(Dataset entries on figures)

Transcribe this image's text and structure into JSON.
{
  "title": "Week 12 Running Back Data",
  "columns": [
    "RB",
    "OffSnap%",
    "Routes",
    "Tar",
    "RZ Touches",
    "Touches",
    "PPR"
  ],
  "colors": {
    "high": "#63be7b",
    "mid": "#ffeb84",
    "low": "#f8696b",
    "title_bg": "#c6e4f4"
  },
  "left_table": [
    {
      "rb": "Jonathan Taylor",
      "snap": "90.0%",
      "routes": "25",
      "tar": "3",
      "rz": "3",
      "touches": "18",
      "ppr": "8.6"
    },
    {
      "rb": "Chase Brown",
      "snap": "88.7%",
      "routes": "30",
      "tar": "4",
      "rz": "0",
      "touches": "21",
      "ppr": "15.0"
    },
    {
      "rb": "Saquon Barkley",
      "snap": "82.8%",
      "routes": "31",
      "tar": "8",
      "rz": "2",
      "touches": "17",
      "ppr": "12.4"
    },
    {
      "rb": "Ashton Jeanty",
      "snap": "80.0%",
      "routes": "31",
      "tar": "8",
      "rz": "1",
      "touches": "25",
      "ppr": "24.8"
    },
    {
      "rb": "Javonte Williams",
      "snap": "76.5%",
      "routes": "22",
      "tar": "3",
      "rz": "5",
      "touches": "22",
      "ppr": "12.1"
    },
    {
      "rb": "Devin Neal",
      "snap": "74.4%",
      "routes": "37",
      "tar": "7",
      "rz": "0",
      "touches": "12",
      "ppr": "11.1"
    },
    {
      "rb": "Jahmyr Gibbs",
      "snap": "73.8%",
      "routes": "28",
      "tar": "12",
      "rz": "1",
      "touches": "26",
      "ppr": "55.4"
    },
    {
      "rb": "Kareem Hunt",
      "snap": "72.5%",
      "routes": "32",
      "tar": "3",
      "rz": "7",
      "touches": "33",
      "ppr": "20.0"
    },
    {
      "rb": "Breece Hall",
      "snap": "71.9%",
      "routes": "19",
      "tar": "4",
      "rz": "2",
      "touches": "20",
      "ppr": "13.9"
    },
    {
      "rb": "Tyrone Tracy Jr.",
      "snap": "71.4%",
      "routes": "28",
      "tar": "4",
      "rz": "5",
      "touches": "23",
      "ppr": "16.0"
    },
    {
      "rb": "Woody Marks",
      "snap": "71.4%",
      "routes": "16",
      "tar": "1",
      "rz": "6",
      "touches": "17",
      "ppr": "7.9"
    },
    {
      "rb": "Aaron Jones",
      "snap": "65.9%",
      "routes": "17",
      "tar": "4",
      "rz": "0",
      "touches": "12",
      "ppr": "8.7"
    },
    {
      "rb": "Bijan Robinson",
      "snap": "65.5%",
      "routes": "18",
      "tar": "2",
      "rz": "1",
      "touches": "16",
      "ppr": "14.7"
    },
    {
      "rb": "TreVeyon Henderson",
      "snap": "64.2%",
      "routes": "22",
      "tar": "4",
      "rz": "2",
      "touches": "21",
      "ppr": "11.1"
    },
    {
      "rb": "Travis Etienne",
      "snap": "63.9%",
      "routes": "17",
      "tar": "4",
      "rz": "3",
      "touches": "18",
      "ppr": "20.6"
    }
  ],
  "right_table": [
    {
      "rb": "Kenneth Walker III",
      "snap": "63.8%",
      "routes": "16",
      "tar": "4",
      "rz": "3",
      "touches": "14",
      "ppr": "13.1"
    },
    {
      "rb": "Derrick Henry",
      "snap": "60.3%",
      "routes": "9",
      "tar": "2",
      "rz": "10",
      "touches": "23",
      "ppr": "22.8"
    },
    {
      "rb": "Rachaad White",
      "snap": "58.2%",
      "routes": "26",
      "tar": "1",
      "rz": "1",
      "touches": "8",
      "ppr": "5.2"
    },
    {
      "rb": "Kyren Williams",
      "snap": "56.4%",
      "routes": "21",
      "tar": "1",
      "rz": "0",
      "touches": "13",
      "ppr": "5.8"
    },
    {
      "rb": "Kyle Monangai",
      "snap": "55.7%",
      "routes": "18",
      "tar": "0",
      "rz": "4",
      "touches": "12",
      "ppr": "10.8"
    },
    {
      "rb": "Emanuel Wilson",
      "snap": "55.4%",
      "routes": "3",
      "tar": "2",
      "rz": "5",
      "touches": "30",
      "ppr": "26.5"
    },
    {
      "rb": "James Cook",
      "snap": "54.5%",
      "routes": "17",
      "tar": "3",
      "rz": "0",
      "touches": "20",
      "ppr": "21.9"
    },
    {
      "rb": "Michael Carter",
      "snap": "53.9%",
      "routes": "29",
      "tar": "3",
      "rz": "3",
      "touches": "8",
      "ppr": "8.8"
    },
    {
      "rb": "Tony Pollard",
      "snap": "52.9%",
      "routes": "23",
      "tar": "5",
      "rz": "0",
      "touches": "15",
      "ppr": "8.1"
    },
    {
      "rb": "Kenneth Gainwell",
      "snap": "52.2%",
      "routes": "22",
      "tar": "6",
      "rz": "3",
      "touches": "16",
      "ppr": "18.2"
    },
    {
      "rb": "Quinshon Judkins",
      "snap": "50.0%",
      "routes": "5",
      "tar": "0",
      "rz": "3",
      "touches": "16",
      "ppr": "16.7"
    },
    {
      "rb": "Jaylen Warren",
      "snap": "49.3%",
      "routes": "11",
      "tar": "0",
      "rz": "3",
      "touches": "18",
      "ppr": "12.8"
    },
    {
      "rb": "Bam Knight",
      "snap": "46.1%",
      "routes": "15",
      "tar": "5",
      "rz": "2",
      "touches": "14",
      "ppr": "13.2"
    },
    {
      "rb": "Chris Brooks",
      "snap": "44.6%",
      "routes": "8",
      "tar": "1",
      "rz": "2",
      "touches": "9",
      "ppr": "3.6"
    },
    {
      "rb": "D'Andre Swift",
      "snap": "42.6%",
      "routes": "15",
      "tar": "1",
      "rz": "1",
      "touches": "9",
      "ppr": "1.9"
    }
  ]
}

● GIVEN REQUEST:
Write the complete data out, exactly as above.

● PROBLEM SOLUTION:
Transcribe this image's text and structure into JSON.
{
  "title": "Week 12 Running Back Data",
  "columns": [
    "RB",
    "OffSnap%",
    "Routes",
    "Tar",
    "RZ Touches",
    "Touches",
    "PPR"
  ],
  "colors": {
    "high": "#63be7b",
    "mid": "#ffeb84",
    "low": "#f8696b",
    "title_bg": "#c6e4f4"
  },
  "left_table": [
    {
      "rb": "Jonathan Taylor",
      "snap": "90.0%",
      "routes": "25",
      "tar": "3",
      "rz": "3",
      "touches": "18",
      "ppr": "8.6"
    },
    {
      "rb": "Chase Brown",
      "snap": "88.7%",
      "routes": "30",
      "tar": "4",
      "rz": "0",
      "touches": "21",
      "ppr": "15.0"
    },
    {
      "rb": "Saquon Barkley",
      "snap": "82.8%",
      "routes": "31",
      "tar": "8",
      "rz": "2",
      "touches": "17",
      "ppr": "12.4"
    },
    {
      "rb": "Ashton Jeanty",
      "snap": "80.0%",
      "routes": "31",
      "tar": "8",
      "rz": "1",
      "touches": "25",
      "ppr": "24.8"
    },
    {
      "rb": "Javonte Williams",
      "snap": "76.5%",
      "routes": "22",
      "tar": "3",
      "rz": "5",
      "touches": "22",
      "ppr": "12.1"
    },
    {
      "rb": "Devin Neal",
      "snap": "74.4%",
      "routes": "37",
      "tar": "7",
      "rz": "0",
      "touches": "12",
      "ppr": "11.1"
    },
    {
      "rb": "Jahmyr Gibbs",
      "snap": "73.8%",
      "routes": "28",
      "tar": "12",
      "rz": "1",
      "touches": "26",
      "ppr": "55.4"
    },
    {
      "rb": "Kareem Hunt",
      "snap": "72.5%",
      "routes": "32",
      "tar": "3",
      "rz": "7",
      "touches": "33",
      "ppr": "20.0"
    },
    {
      "rb": "Breece Hall",
      "snap": "71.9%",
      "routes": "19",
      "tar": "4",
      "rz": "2",
      "touches": "20",
      "ppr": "13.9"
    },
    {
      "rb": "Tyrone Tracy Jr.",
      "snap": "71.4%",
      "routes": "28",
      "tar": "4",
      "rz": "5",
      "touches": "23",
      "ppr": "16.0"
    },
    {
      "rb": "Woody Marks",
      "snap": "71.4%",
      "routes": "16",
      "tar": "1",
      "rz": "6",
      "touches": "17",
      "ppr": "7.9"
    },
    {
      "rb": "Aaron Jones",
      "snap": "65.9%",
      "routes": "17",
      "tar": "4",
      "rz": "0",
      "touches": "12",
      "ppr": "8.7"
    },
    {
      "rb": "Bijan Robinson",
      "snap": "65.5%",
      "routes": "18",
      "tar": "2",
      "rz": "1",
      "touches": "16",
      "ppr": "14.7"
    },
    {
      "rb": "TreVeyon Henderson",
      "snap": "64.2%",
      "routes": "22",
      "tar": "4",
      "rz": "2",
      "touches": "21",
      "ppr": "11.1"
    },
    {
      "rb": "Travis Etienne",
      "snap": "63.9%",
      "routes": "17",
      "tar": "4",
      "rz": "3",
      "touches": "18",
      "ppr": "20.6"
    }
  ],
  "right_table": [
    {
      "rb": "Kenneth Walker III",
      "snap": "63.8%",
      "routes": "16",
      "tar": "4",
      "rz": "3",
      "touches": "14",
      "ppr": "13.1"
    },
    {
      "rb": "Derrick Henry",
      "snap": "60.3%",
      "routes": "9",
      "tar": "2",
      "rz": "10",
      "touches": "23",
      "ppr": "22.8"
    },
    {
      "rb": "Rachaad White",
      "snap": "58.2%",
      "routes": "26",
      "tar": "1",
      "rz": "1",
      "touches": "8",
      "ppr": "5.2"
    },
    {
      "rb": "Kyren Williams",
      "snap": "56.4%",
      "routes": "21",
      "tar": "1",
      "rz": "0",
      "touches": "13",
      "ppr": "5.8"
    },
    {
      "rb": "Kyle Monangai",
      "snap": "55.7%",
      "routes": "18",
      "tar": "0",
      "rz": "4",
      "touches": "12",
      "ppr": "10.8"
    },
    {
      "rb": "Emanuel Wilson",
      "snap": "55.4%",
      "routes": "3",
      "tar": "2",
      "rz": "5",
      "touches": "30",
      "ppr": "26.5"
    },
    {
      "rb": "James Cook",
      "snap": "54.5%",
      "routes": "17",
      "tar": "3",
      "rz": "0",
      "touches": "20",
      "ppr": "21.9"
    },
    {
      "rb": "Michael Carter",
      "snap": "53.9%",
      "routes": "29",
      "tar": "3",
      "rz": "3",
      "touches": "8",
      "ppr": "8.8"
    },
    {
      "rb": "Tony Pollard",
      "snap": "52.9%",
      "routes": "23",
      "tar": "5",
      "rz": "0",
      "touches": "15",
      "ppr": "8.1"
    },
    {
      "rb": "Kenneth Gainwell",
      "snap": "52.2%",
      "routes": "22",
      "tar": "6",
      "rz": "3",
      "touches": "16",
      "ppr": "18.2"
    },
    {
      "rb": "Quinshon Judkins",
      "snap": "50.0%",
      "routes": "5",
      "tar": "0",
      "rz": "3",
      "touches": "16",
      "ppr": "16.7"
    },
    {
      "rb": "Jaylen Warren",
      "snap": "49.3%",
      "routes": "11",
      "tar": "0",
      "rz": "3",
      "touches": "18",
      "ppr": "12.8"
    },
    {
      "rb": "Bam Knight",
      "snap": "46.1%",
      "routes": "15",
      "tar": "5",
      "rz": "2",
      "touches": "14",
      "ppr": "13.2"
    },
    {
      "rb": "Chris Brooks",
      "snap": "44.6%",
      "routes": "8",
      "tar": "1",
      "rz": "2",
      "touches": "9",
      "ppr": "3.6"
    },
    {
      "rb": "D'Andre Swift",
      "snap": "42.6%",
      "routes": "15",
      "tar": "1",
      "rz": "1",
      "touches": "9",
      "ppr": "1.9"
    }
  ]
}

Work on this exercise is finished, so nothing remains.